LISTING:
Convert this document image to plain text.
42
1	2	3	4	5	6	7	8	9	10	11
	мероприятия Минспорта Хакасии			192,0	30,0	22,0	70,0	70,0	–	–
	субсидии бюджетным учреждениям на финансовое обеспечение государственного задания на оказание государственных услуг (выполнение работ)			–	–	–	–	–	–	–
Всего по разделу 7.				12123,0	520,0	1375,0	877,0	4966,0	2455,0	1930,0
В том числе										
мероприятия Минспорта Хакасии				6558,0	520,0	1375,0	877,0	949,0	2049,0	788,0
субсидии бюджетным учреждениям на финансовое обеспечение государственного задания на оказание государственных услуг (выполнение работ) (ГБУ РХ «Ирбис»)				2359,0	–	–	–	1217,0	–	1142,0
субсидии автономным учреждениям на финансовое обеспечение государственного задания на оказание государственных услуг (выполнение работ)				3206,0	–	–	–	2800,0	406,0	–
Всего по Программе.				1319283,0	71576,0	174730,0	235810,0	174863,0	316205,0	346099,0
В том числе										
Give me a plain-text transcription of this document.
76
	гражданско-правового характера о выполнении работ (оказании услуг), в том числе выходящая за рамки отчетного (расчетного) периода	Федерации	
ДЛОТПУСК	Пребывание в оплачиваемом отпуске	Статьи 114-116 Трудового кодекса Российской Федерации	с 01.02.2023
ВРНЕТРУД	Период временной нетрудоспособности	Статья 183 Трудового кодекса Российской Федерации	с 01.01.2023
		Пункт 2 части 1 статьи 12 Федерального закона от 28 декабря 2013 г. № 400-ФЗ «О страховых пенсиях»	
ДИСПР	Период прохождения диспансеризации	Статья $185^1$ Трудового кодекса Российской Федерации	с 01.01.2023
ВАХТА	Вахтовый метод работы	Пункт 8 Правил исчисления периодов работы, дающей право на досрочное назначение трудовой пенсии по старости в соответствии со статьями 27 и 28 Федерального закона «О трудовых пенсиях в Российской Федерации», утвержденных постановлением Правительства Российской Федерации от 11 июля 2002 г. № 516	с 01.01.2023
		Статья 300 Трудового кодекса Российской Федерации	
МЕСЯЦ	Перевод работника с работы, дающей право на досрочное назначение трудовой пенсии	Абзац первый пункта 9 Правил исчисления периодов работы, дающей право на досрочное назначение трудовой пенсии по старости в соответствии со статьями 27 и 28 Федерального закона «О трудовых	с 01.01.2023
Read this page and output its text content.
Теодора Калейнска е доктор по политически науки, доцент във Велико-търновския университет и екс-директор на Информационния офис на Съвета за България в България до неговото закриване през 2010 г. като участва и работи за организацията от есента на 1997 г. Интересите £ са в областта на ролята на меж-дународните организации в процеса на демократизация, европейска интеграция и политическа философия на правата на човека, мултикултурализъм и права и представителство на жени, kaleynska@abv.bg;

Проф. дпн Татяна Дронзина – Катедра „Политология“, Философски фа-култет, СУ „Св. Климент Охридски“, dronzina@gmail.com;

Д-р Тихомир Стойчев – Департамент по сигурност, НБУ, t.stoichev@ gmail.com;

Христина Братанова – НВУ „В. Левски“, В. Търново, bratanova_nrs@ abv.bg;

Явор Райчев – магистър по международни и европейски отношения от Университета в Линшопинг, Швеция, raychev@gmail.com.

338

JOB:
Return the whole listing exactly, with every line included.

RESULT OF THIS TASK:
Convert this document image to plain text.
42
1	2	3	4	5	6	7	8	9	10	11
	мероприятия Минспорта Хакасии			192,0	30,0	22,0	70,0	70,0	–	–
	субсидии бюджетным учреждениям на финансовое обеспечение государственного задания на оказание государственных услуг (выполнение работ)			–	–	–	–	–	–	–
Всего по разделу 7.				12123,0	520,0	1375,0	877,0	4966,0	2455,0	1930,0
В том числе										
мероприятия Минспорта Хакасии				6558,0	520,0	1375,0	877,0	949,0	2049,0	788,0
субсидии бюджетным учреждениям на финансовое обеспечение государственного задания на оказание государственных услуг (выполнение работ) (ГБУ РХ «Ирбис»)				2359,0	–	–	–	1217,0	–	1142,0
субсидии автономным учреждениям на финансовое обеспечение государственного задания на оказание государственных услуг (выполнение работ)				3206,0	–	–	–	2800,0	406,0	–
Всего по Программе.				1319283,0	71576,0	174730,0	235810,0	174863,0	316205,0	346099,0
В том числе										
Give me a plain-text transcription of this document.
76
	гражданско-правового характера о выполнении работ (оказании услуг), в том числе выходящая за рамки отчетного (расчетного) периода	Федерации	
ДЛОТПУСК	Пребывание в оплачиваемом отпуске	Статьи 114-116 Трудового кодекса Российской Федерации	с 01.02.2023
ВРНЕТРУД	Период временной нетрудоспособности	Статья 183 Трудового кодекса Российской Федерации	с 01.01.2023
		Пункт 2 части 1 статьи 12 Федерального закона от 28 декабря 2013 г. № 400-ФЗ «О страховых пенсиях»	
ДИСПР	Период прохождения диспансеризации	Статья $185^1$ Трудового кодекса Российской Федерации	с 01.01.2023
ВАХТА	Вахтовый метод работы	Пункт 8 Правил исчисления периодов работы, дающей право на досрочное назначение трудовой пенсии по старости в соответствии со статьями 27 и 28 Федерального закона «О трудовых пенсиях в Российской Федерации», утвержденных постановлением Правительства Российской Федерации от 11 июля 2002 г. № 516	с 01.01.2023
		Статья 300 Трудового кодекса Российской Федерации	
МЕСЯЦ	Перевод работника с работы, дающей право на досрочное назначение трудовой пенсии	Абзац первый пункта 9 Правил исчисления периодов работы, дающей право на досрочное назначение трудовой пенсии по старости в соответствии со статьями 27 и 28 Федерального закона «О трудовых	с 01.01.2023
Read this page and output its text content.
Теодора Калейнска е доктор по политически науки, доцент във Велико-търновския университет и екс-директор на Информационния офис на Съвета за България в България до неговото закриване през 2010 г. като участва и работи за организацията от есента на 1997 г. Интересите £ са в областта на ролята на меж-дународните организации в процеса на демократизация, европейска интеграция и политическа философия на правата на човека, мултикултурализъм и права и представителство на жени, kaleynska@abv.bg;

Проф. дпн Татяна Дронзина – Катедра „Политология“, Философски фа-култет, СУ „Св. Климент Охридски“, dronzina@gmail.com;

Д-р Тихомир Стойчев – Департамент по сигурност, НБУ, t.stoichev@ gmail.com;

Христина Братанова – НВУ „В. Левски“, В. Търново, bratanova_nrs@ abv.bg;

Явор Райчев – магистър по международни и европейски отношения от Университета в Линшопинг, Швеция, raychev@gmail.com.

338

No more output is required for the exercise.